Please transcribe the listing below in full and word for word, without its pictures.

»»

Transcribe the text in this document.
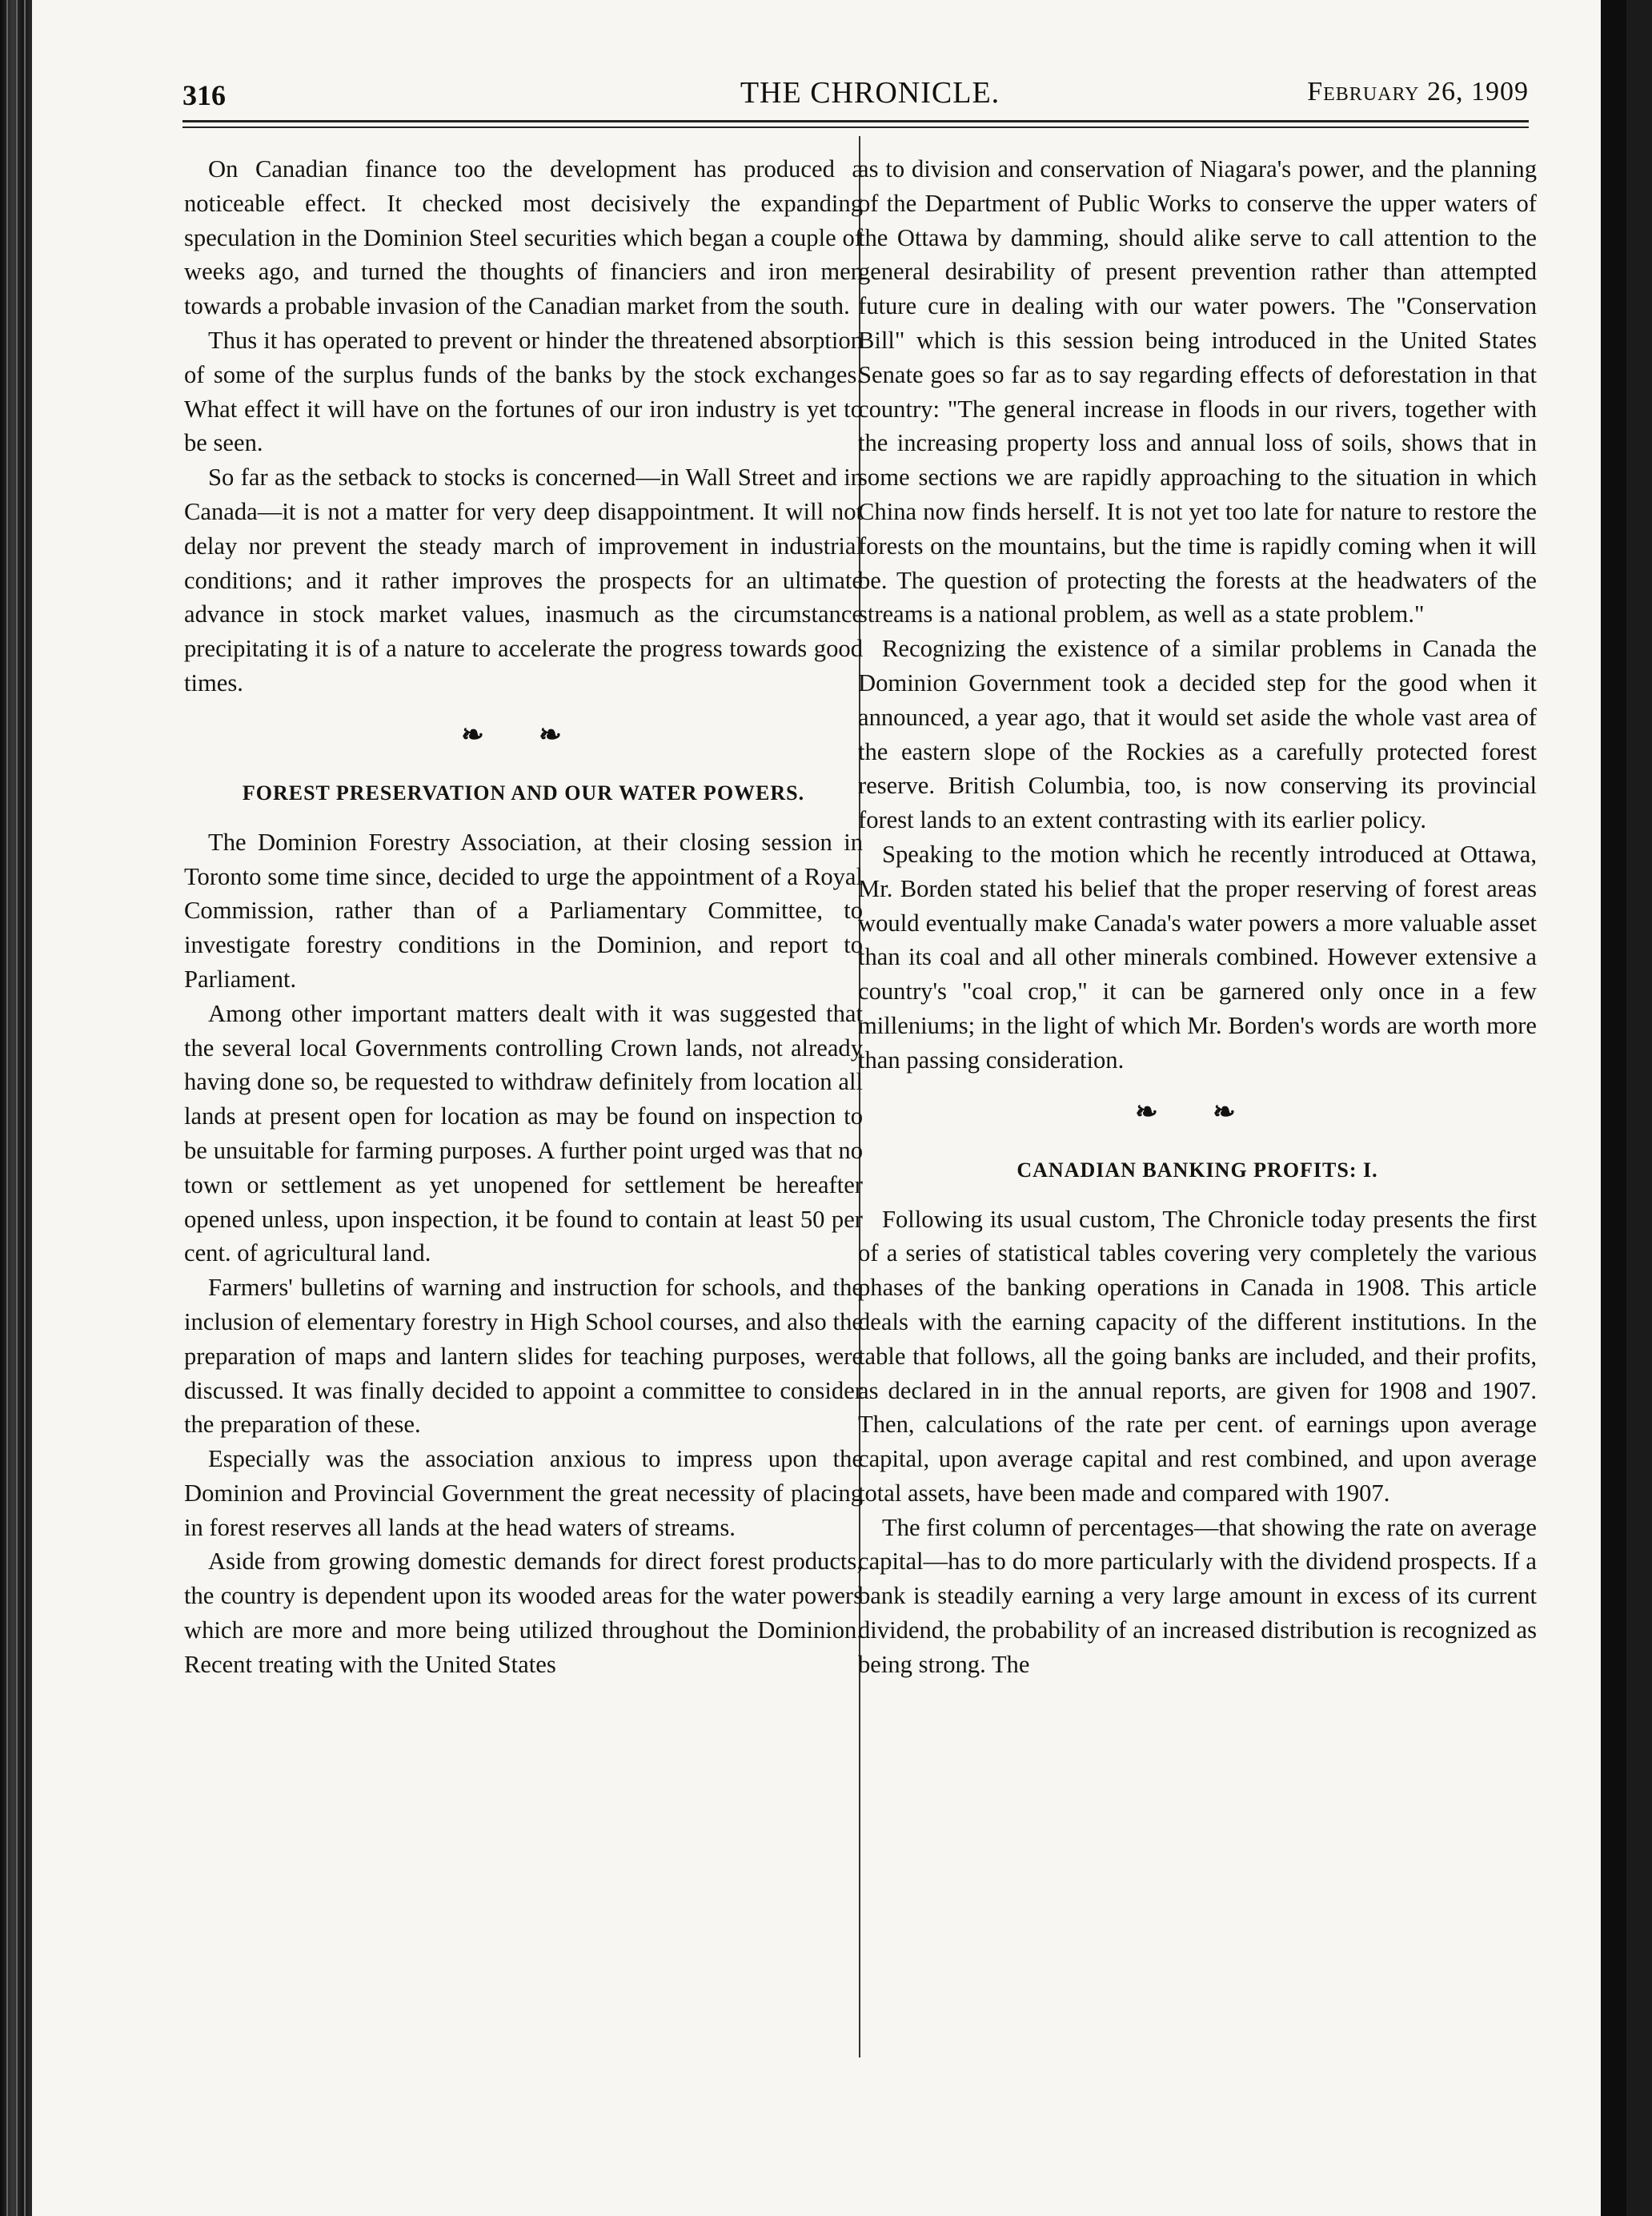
316	THE CHRONICLE.	February 26, 1909

On Canadian finance too the development has produced a noticeable effect. It checked most decisively the expanding speculation in the Dominion Steel securities which began a couple of weeks ago, and turned the thoughts of financiers and iron men towards a probable invasion of the Canadian market from the south.

Thus it has operated to prevent or hinder the threatened absorption of some of the surplus funds of the banks by the stock exchanges. What effect it will have on the fortunes of our iron industry is yet to be seen.

So far as the setback to stocks is concerned—in Wall Street and in Canada—it is not a matter for very deep disappointment. It will not delay nor prevent the steady march of improvement in industrial conditions; and it rather improves the prospects for an ultimate advance in stock market values, inasmuch as the circumstance precipitating it is of a nature to accelerate the progress towards good times.

❧ ❧
FOREST PRESERVATION AND OUR WATER POWERS.

The Dominion Forestry Association, at their closing session in Toronto some time since, decided to urge the appointment of a Royal Commission, rather than of a Parliamentary Committee, to investigate forestry conditions in the Dominion, and report to Parliament.

Among other important matters dealt with it was suggested that the several local Governments controlling Crown lands, not already having done so, be requested to withdraw definitely from location all lands at present open for location as may be found on inspection to be unsuitable for farming purposes. A further point urged was that no town or settlement as yet unopened for settlement be hereafter opened unless, upon inspection, it be found to contain at least 50 per cent. of agricultural land.

Farmers' bulletins of warning and instruction for schools, and the inclusion of elementary forestry in High School courses, and also the preparation of maps and lantern slides for teaching purposes, were discussed. It was finally decided to appoint a committee to consider the preparation of these.

Especially was the association anxious to impress upon the Dominion and Provincial Government the great necessity of placing in forest reserves all lands at the head waters of streams.

Aside from growing domestic demands for direct forest products, the country is dependent upon its wooded areas for the water powers which are more and more being utilized throughout the Dominion. Recent treating with the United States

as to division and conservation of Niagara's power, and the planning of the Department of Public Works to conserve the upper waters of the Ottawa by damming, should alike serve to call attention to the general desirability of present prevention rather than attempted future cure in dealing with our water powers. The "Conservation Bill" which is this session being introduced in the United States Senate goes so far as to say regarding effects of deforestation in that country: "The general increase in floods in our rivers, together with the increasing property loss and annual loss of soils, shows that in some sections we are rapidly approaching to the situation in which China now finds herself. It is not yet too late for nature to restore the forests on the mountains, but the time is rapidly coming when it will be. The question of protecting the forests at the headwaters of the streams is a national problem, as well as a state problem."

Recognizing the existence of a similar problems in Canada the Dominion Government took a decided step for the good when it announced, a year ago, that it would set aside the whole vast area of the eastern slope of the Rockies as a carefully protected forest reserve. British Columbia, too, is now conserving its provincial forest lands to an extent contrasting with its earlier policy.

Speaking to the motion which he recently introduced at Ottawa, Mr. Borden stated his belief that the proper reserving of forest areas would eventually make Canada's water powers a more valuable asset than its coal and all other minerals combined. However extensive a country's "coal crop," it can be garnered only once in a few milleniums; in the light of which Mr. Borden's words are worth more than passing consideration.

❧ ❧
CANADIAN BANKING PROFITS: I.

Following its usual custom, The Chronicle today presents the first of a series of statistical tables covering very completely the various phases of the banking operations in Canada in 1908. This article deals with the earning capacity of the different institutions. In the table that follows, all the going banks are included, and their profits, as declared in in the annual reports, are given for 1908 and 1907. Then, calculations of the rate per cent. of earnings upon average capital, upon average capital and rest combined, and upon average total assets, have been made and compared with 1907.

The first column of percentages—that showing the rate on average capital—has to do more particularly with the dividend prospects. If a bank is steadily earning a very large amount in excess of its current dividend, the probability of an increased distribution is recognized as being strong. The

««

*Response to this task*
Transcribe the text in this document.
316	THE CHRONICLE.	February 26, 1909

On Canadian finance too the development has produced a noticeable effect. It checked most decisively the expanding speculation in the Dominion Steel securities which began a couple of weeks ago, and turned the thoughts of financiers and iron men towards a probable invasion of the Canadian market from the south.

Thus it has operated to prevent or hinder the threatened absorption of some of the surplus funds of the banks by the stock exchanges. What effect it will have on the fortunes of our iron industry is yet to be seen.

So far as the setback to stocks is concerned—in Wall Street and in Canada—it is not a matter for very deep disappointment. It will not delay nor prevent the steady march of improvement in industrial conditions; and it rather improves the prospects for an ultimate advance in stock market values, inasmuch as the circumstance precipitating it is of a nature to accelerate the progress towards good times.

❧ ❧
FOREST PRESERVATION AND OUR WATER POWERS.

The Dominion Forestry Association, at their closing session in Toronto some time since, decided to urge the appointment of a Royal Commission, rather than of a Parliamentary Committee, to investigate forestry conditions in the Dominion, and report to Parliament.

Among other important matters dealt with it was suggested that the several local Governments controlling Crown lands, not already having done so, be requested to withdraw definitely from location all lands at present open for location as may be found on inspection to be unsuitable for farming purposes. A further point urged was that no town or settlement as yet unopened for settlement be hereafter opened unless, upon inspection, it be found to contain at least 50 per cent. of agricultural land.

Farmers' bulletins of warning and instruction for schools, and the inclusion of elementary forestry in High School courses, and also the preparation of maps and lantern slides for teaching purposes, were discussed. It was finally decided to appoint a committee to consider the preparation of these.

Especially was the association anxious to impress upon the Dominion and Provincial Government the great necessity of placing in forest reserves all lands at the head waters of streams.

Aside from growing domestic demands for direct forest products, the country is dependent upon its wooded areas for the water powers which are more and more being utilized throughout the Dominion. Recent treating with the United States

as to division and conservation of Niagara's power, and the planning of the Department of Public Works to conserve the upper waters of the Ottawa by damming, should alike serve to call attention to the general desirability of present prevention rather than attempted future cure in dealing with our water powers. The "Conservation Bill" which is this session being introduced in the United States Senate goes so far as to say regarding effects of deforestation in that country: "The general increase in floods in our rivers, together with the increasing property loss and annual loss of soils, shows that in some sections we are rapidly approaching to the situation in which China now finds herself. It is not yet too late for nature to restore the forests on the mountains, but the time is rapidly coming when it will be. The question of protecting the forests at the headwaters of the streams is a national problem, as well as a state problem."

Recognizing the existence of a similar problems in Canada the Dominion Government took a decided step for the good when it announced, a year ago, that it would set aside the whole vast area of the eastern slope of the Rockies as a carefully protected forest reserve. British Columbia, too, is now conserving its provincial forest lands to an extent contrasting with its earlier policy.

Speaking to the motion which he recently introduced at Ottawa, Mr. Borden stated his belief that the proper reserving of forest areas would eventually make Canada's water powers a more valuable asset than its coal and all other minerals combined. However extensive a country's "coal crop," it can be garnered only once in a few milleniums; in the light of which Mr. Borden's words are worth more than passing consideration.

❧ ❧
CANADIAN BANKING PROFITS: I.

Following its usual custom, The Chronicle today presents the first of a series of statistical tables covering very completely the various phases of the banking operations in Canada in 1908. This article deals with the earning capacity of the different institutions. In the table that follows, all the going banks are included, and their profits, as declared in in the annual reports, are given for 1908 and 1907. Then, calculations of the rate per cent. of earnings upon average capital, upon average capital and rest combined, and upon average total assets, have been made and compared with 1907.

The first column of percentages—that showing the rate on average capital—has to do more particularly with the dividend prospects. If a bank is steadily earning a very large amount in excess of its current dividend, the probability of an increased distribution is recognized as being strong. The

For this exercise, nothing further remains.